* [What is needed] Would you restate every entry below word for word? Leave out the pictures.
Top of Data to use
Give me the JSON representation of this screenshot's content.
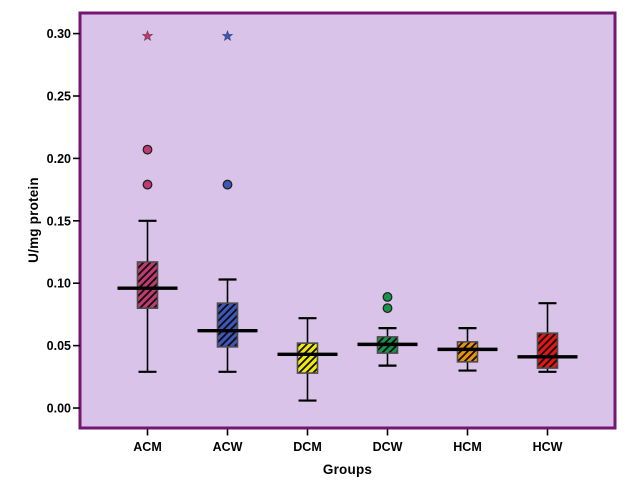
{
  "figure": {
    "background": "#ffffff",
    "plot_bg": "#d9c3e9",
    "frame_color": "#751672",
    "box_outline": "#4d4d4d",
    "line_color": "#000000"
  },
  "chart_data": {
    "type": "boxplot",
    "title": "",
    "xlabel": "Groups",
    "ylabel": "U/mg protein",
    "ylim": [
      -0.016,
      0.3165
    ],
    "yticks": [
      "0.00",
      "0.05",
      "0.10",
      "0.15",
      "0.20",
      "0.25",
      "0.30"
    ],
    "grid": "off",
    "legend": "none",
    "categories": [
      "ACM",
      "ACW",
      "DCM",
      "DCW",
      "HCM",
      "HCW"
    ],
    "series": [
      {
        "group": "ACM",
        "color": "#bf3a6e",
        "whisker_low": 0.029,
        "q1": 0.08,
        "median": 0.096,
        "q3": 0.117,
        "whisker_high": 0.15,
        "outliers": [
          0.179,
          0.207
        ],
        "extremes": [
          0.298
        ]
      },
      {
        "group": "ACW",
        "color": "#3d56ba",
        "whisker_low": 0.029,
        "q1": 0.049,
        "median": 0.062,
        "q3": 0.084,
        "whisker_high": 0.103,
        "outliers": [
          0.179
        ],
        "extremes": [
          0.298
        ]
      },
      {
        "group": "DCM",
        "color": "#efe714",
        "whisker_low": 0.006,
        "q1": 0.028,
        "median": 0.043,
        "q3": 0.052,
        "whisker_high": 0.072,
        "outliers": [],
        "extremes": []
      },
      {
        "group": "DCW",
        "color": "#17934a",
        "whisker_low": 0.034,
        "q1": 0.044,
        "median": 0.051,
        "q3": 0.057,
        "whisker_high": 0.064,
        "outliers": [
          0.08,
          0.089
        ],
        "extremes": []
      },
      {
        "group": "HCM",
        "color": "#e8920e",
        "whisker_low": 0.03,
        "q1": 0.037,
        "median": 0.047,
        "q3": 0.053,
        "whisker_high": 0.064,
        "outliers": [],
        "extremes": []
      },
      {
        "group": "HCW",
        "color": "#e31616",
        "whisker_low": 0.029,
        "q1": 0.032,
        "median": 0.041,
        "q3": 0.06,
        "whisker_high": 0.084,
        "outliers": [],
        "extremes": []
      }
    ]
  }
}
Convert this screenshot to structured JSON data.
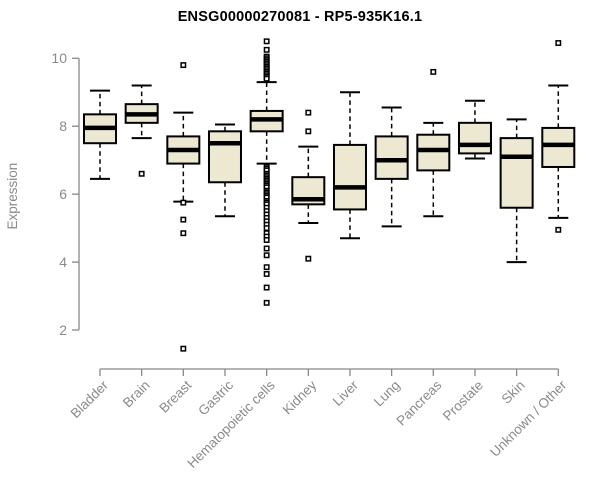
{
  "chart_data": {
    "type": "boxplot",
    "title": "ENSG00000270081 - RP5-935K16.1",
    "ylabel": "Expression",
    "xlabel": "",
    "yticks": [
      2,
      4,
      6,
      8,
      10
    ],
    "ylim_axis": [
      2,
      10
    ],
    "grid": false,
    "legend": "none",
    "categories": [
      "Bladder",
      "Brain",
      "Breast",
      "Gastric",
      "Hematopoietic cells",
      "Kidney",
      "Liver",
      "Lung",
      "Pancreas",
      "Prostate",
      "Skin",
      "Unknown / Other"
    ],
    "boxes": [
      {
        "category": "Bladder",
        "whisker_low": 6.45,
        "q1": 7.5,
        "median": 7.95,
        "q3": 8.35,
        "whisker_high": 9.05,
        "outliers": []
      },
      {
        "category": "Brain",
        "whisker_low": 7.65,
        "q1": 8.1,
        "median": 8.35,
        "q3": 8.65,
        "whisker_high": 9.2,
        "outliers": [
          6.6
        ]
      },
      {
        "category": "Breast",
        "whisker_low": 5.78,
        "q1": 6.9,
        "median": 7.3,
        "q3": 7.7,
        "whisker_high": 8.4,
        "outliers": [
          9.8,
          5.75,
          5.25,
          4.85,
          1.45
        ]
      },
      {
        "category": "Gastric",
        "whisker_low": 5.35,
        "q1": 6.35,
        "median": 7.5,
        "q3": 7.85,
        "whisker_high": 8.05,
        "outliers": []
      },
      {
        "category": "Hematopoietic cells",
        "whisker_low": 6.9,
        "q1": 7.85,
        "median": 8.2,
        "q3": 8.45,
        "whisker_high": 9.3,
        "outliers": [
          10.5,
          10.25,
          10.05,
          10.0,
          9.95,
          9.9,
          9.85,
          9.8,
          9.75,
          9.7,
          9.65,
          9.6,
          9.55,
          9.5,
          9.45,
          9.4,
          6.8,
          6.75,
          6.7,
          6.6,
          6.55,
          6.5,
          6.45,
          6.4,
          6.35,
          6.3,
          6.25,
          6.2,
          6.1,
          6.05,
          6.0,
          5.95,
          5.9,
          5.8,
          5.75,
          5.7,
          5.6,
          5.5,
          5.4,
          5.3,
          5.2,
          5.1,
          5.0,
          4.85,
          4.75,
          4.65,
          4.4,
          4.2,
          3.85,
          3.65,
          3.25,
          2.8
        ]
      },
      {
        "category": "Kidney",
        "whisker_low": 5.15,
        "q1": 5.7,
        "median": 5.85,
        "q3": 6.5,
        "whisker_high": 7.4,
        "outliers": [
          8.4,
          7.85,
          4.1
        ]
      },
      {
        "category": "Liver",
        "whisker_low": 4.7,
        "q1": 5.55,
        "median": 6.2,
        "q3": 7.45,
        "whisker_high": 9.0,
        "outliers": []
      },
      {
        "category": "Lung",
        "whisker_low": 5.05,
        "q1": 6.45,
        "median": 7.0,
        "q3": 7.7,
        "whisker_high": 8.55,
        "outliers": []
      },
      {
        "category": "Pancreas",
        "whisker_low": 5.35,
        "q1": 6.7,
        "median": 7.3,
        "q3": 7.75,
        "whisker_high": 8.1,
        "outliers": [
          9.6
        ]
      },
      {
        "category": "Prostate",
        "whisker_low": 7.05,
        "q1": 7.2,
        "median": 7.45,
        "q3": 8.1,
        "whisker_high": 8.75,
        "outliers": []
      },
      {
        "category": "Skin",
        "whisker_low": 4.0,
        "q1": 5.6,
        "median": 7.1,
        "q3": 7.65,
        "whisker_high": 8.2,
        "outliers": []
      },
      {
        "category": "Unknown / Other",
        "whisker_low": 5.3,
        "q1": 6.8,
        "median": 7.45,
        "q3": 7.95,
        "whisker_high": 9.2,
        "outliers": [
          10.45,
          4.95
        ]
      }
    ],
    "colors": {
      "box_fill": "#EDE8D1",
      "box_border": "#000000",
      "median": "#000000",
      "whisker": "#000000",
      "outlier_border": "#000000",
      "outlier_fill": "#ffffff",
      "axis_line": "#888888",
      "axis_text": "#8a8a8a",
      "title_text": "#000000",
      "background": "#ffffff"
    }
  }
}
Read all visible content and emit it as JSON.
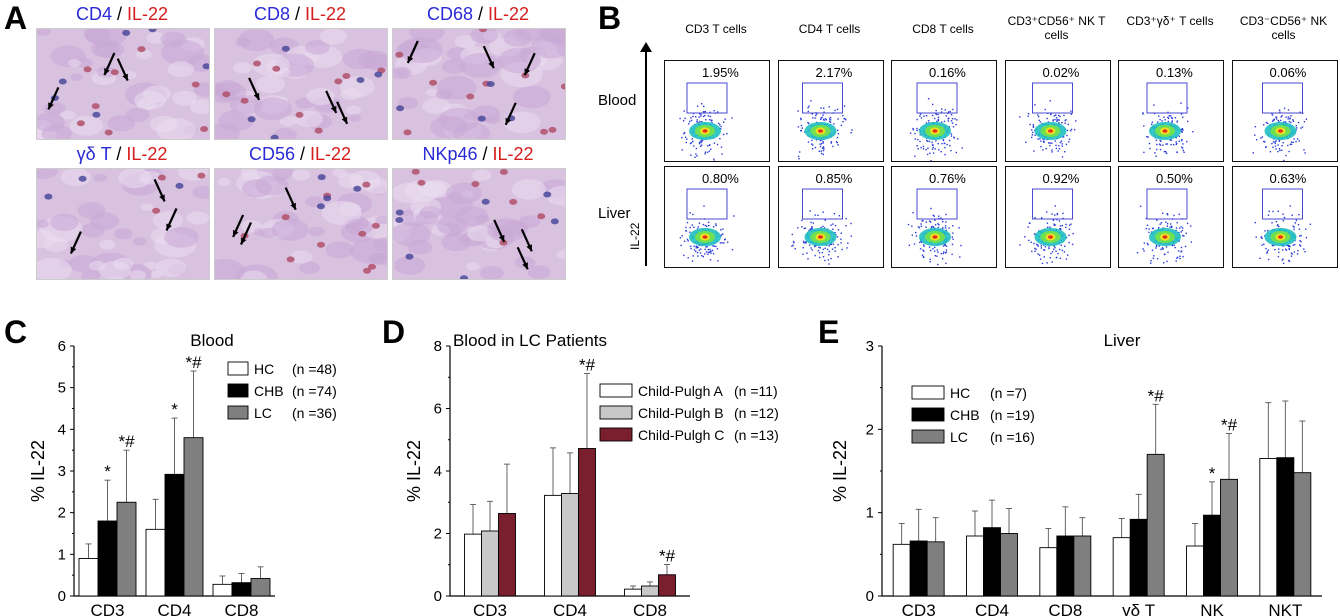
Bottom of Data to use
* [Written answer]
Give me the JSON representation of this screenshot's content.
{
  "figure": {
    "background": "#ffffff",
    "plot_bg": "#d9c3e9",
    "frame_color": "#751672",
    "box_outline": "#4d4d4d",
    "line_color": "#000000"
  },
  "chart_data": {
    "type": "boxplot",
    "title": "",
    "xlabel": "Groups",
    "ylabel": "U/mg protein",
    "ylim": [
      -0.016,
      0.3165
    ],
    "yticks": [
      "0.00",
      "0.05",
      "0.10",
      "0.15",
      "0.20",
      "0.25",
      "0.30"
    ],
    "grid": "off",
    "legend": "none",
    "categories": [
      "ACM",
      "ACW",
      "DCM",
      "DCW",
      "HCM",
      "HCW"
    ],
    "series": [
      {
        "group": "ACM",
        "color": "#bf3a6e",
        "whisker_low": 0.029,
        "q1": 0.08,
        "median": 0.096,
        "q3": 0.117,
        "whisker_high": 0.15,
        "outliers": [
          0.179,
          0.207
        ],
        "extremes": [
          0.298
        ]
      },
      {
        "group": "ACW",
        "color": "#3d56ba",
        "whisker_low": 0.029,
        "q1": 0.049,
        "median": 0.062,
        "q3": 0.084,
        "whisker_high": 0.103,
        "outliers": [
          0.179
        ],
        "extremes": [
          0.298
        ]
      },
      {
        "group": "DCM",
        "color": "#efe714",
        "whisker_low": 0.006,
        "q1": 0.028,
        "median": 0.043,
        "q3": 0.052,
        "whisker_high": 0.072,
        "outliers": [],
        "extremes": []
      },
      {
        "group": "DCW",
        "color": "#17934a",
        "whisker_low": 0.034,
        "q1": 0.044,
        "median": 0.051,
        "q3": 0.057,
        "whisker_high": 0.064,
        "outliers": [
          0.08,
          0.089
        ],
        "extremes": []
      },
      {
        "group": "HCM",
        "color": "#e8920e",
        "whisker_low": 0.03,
        "q1": 0.037,
        "median": 0.047,
        "q3": 0.053,
        "whisker_high": 0.064,
        "outliers": [],
        "extremes": []
      },
      {
        "group": "HCW",
        "color": "#e31616",
        "whisker_low": 0.029,
        "q1": 0.032,
        "median": 0.041,
        "q3": 0.06,
        "whisker_high": 0.084,
        "outliers": [],
        "extremes": []
      }
    ]
  }
}
Convert this screenshot to structured JSON data.
{
  "chart_data": {
    "type": "boxplot",
    "title": "ENSG00000270081 - RP5-935K16.1",
    "ylabel": "Expression",
    "xlabel": "",
    "yticks": [
      2,
      4,
      6,
      8,
      10
    ],
    "ylim_axis": [
      2,
      10
    ],
    "grid": false,
    "legend": "none",
    "categories": [
      "Bladder",
      "Brain",
      "Breast",
      "Gastric",
      "Hematopoietic cells",
      "Kidney",
      "Liver",
      "Lung",
      "Pancreas",
      "Prostate",
      "Skin",
      "Unknown / Other"
    ],
    "boxes": [
      {
        "category": "Bladder",
        "whisker_low": 6.45,
        "q1": 7.5,
        "median": 7.95,
        "q3": 8.35,
        "whisker_high": 9.05,
        "outliers": []
      },
      {
        "category": "Brain",
        "whisker_low": 7.65,
        "q1": 8.1,
        "median": 8.35,
        "q3": 8.65,
        "whisker_high": 9.2,
        "outliers": [
          6.6
        ]
      },
      {
        "category": "Breast",
        "whisker_low": 5.78,
        "q1": 6.9,
        "median": 7.3,
        "q3": 7.7,
        "whisker_high": 8.4,
        "outliers": [
          9.8,
          5.75,
          5.25,
          4.85,
          1.45
        ]
      },
      {
        "category": "Gastric",
        "whisker_low": 5.35,
        "q1": 6.35,
        "median": 7.5,
        "q3": 7.85,
        "whisker_high": 8.05,
        "outliers": []
      },
      {
        "category": "Hematopoietic cells",
        "whisker_low": 6.9,
        "q1": 7.85,
        "median": 8.2,
        "q3": 8.45,
        "whisker_high": 9.3,
        "outliers": [
          10.5,
          10.25,
          10.05,
          10.0,
          9.95,
          9.9,
          9.85,
          9.8,
          9.75,
          9.7,
          9.65,
          9.6,
          9.55,
          9.5,
          9.45,
          9.4,
          6.8,
          6.75,
          6.7,
          6.6,
          6.55,
          6.5,
          6.45,
          6.4,
          6.35,
          6.3,
          6.25,
          6.2,
          6.1,
          6.05,
          6.0,
          5.95,
          5.9,
          5.8,
          5.75,
          5.7,
          5.6,
          5.5,
          5.4,
          5.3,
          5.2,
          5.1,
          5.0,
          4.85,
          4.75,
          4.65,
          4.4,
          4.2,
          3.85,
          3.65,
          3.25,
          2.8
        ]
      },
      {
        "category": "Kidney",
        "whisker_low": 5.15,
        "q1": 5.7,
        "median": 5.85,
        "q3": 6.5,
        "whisker_high": 7.4,
        "outliers": [
          8.4,
          7.85,
          4.1
        ]
      },
      {
        "category": "Liver",
        "whisker_low": 4.7,
        "q1": 5.55,
        "median": 6.2,
        "q3": 7.45,
        "whisker_high": 9.0,
        "outliers": []
      },
      {
        "category": "Lung",
        "whisker_low": 5.05,
        "q1": 6.45,
        "median": 7.0,
        "q3": 7.7,
        "whisker_high": 8.55,
        "outliers": []
      },
      {
        "category": "Pancreas",
        "whisker_low": 5.35,
        "q1": 6.7,
        "median": 7.3,
        "q3": 7.75,
        "whisker_high": 8.1,
        "outliers": [
          9.6
        ]
      },
      {
        "category": "Prostate",
        "whisker_low": 7.05,
        "q1": 7.2,
        "median": 7.45,
        "q3": 8.1,
        "whisker_high": 8.75,
        "outliers": []
      },
      {
        "category": "Skin",
        "whisker_low": 4.0,
        "q1": 5.6,
        "median": 7.1,
        "q3": 7.65,
        "whisker_high": 8.2,
        "outliers": []
      },
      {
        "category": "Unknown / Other",
        "whisker_low": 5.3,
        "q1": 6.8,
        "median": 7.45,
        "q3": 7.95,
        "whisker_high": 9.2,
        "outliers": [
          10.45,
          4.95
        ]
      }
    ],
    "colors": {
      "box_fill": "#EDE8D1",
      "box_border": "#000000",
      "median": "#000000",
      "whisker": "#000000",
      "outlier_border": "#000000",
      "outlier_fill": "#ffffff",
      "axis_line": "#888888",
      "axis_text": "#8a8a8a",
      "title_text": "#000000",
      "background": "#ffffff"
    }
  }
}
Read all visible content and emit it as JSON.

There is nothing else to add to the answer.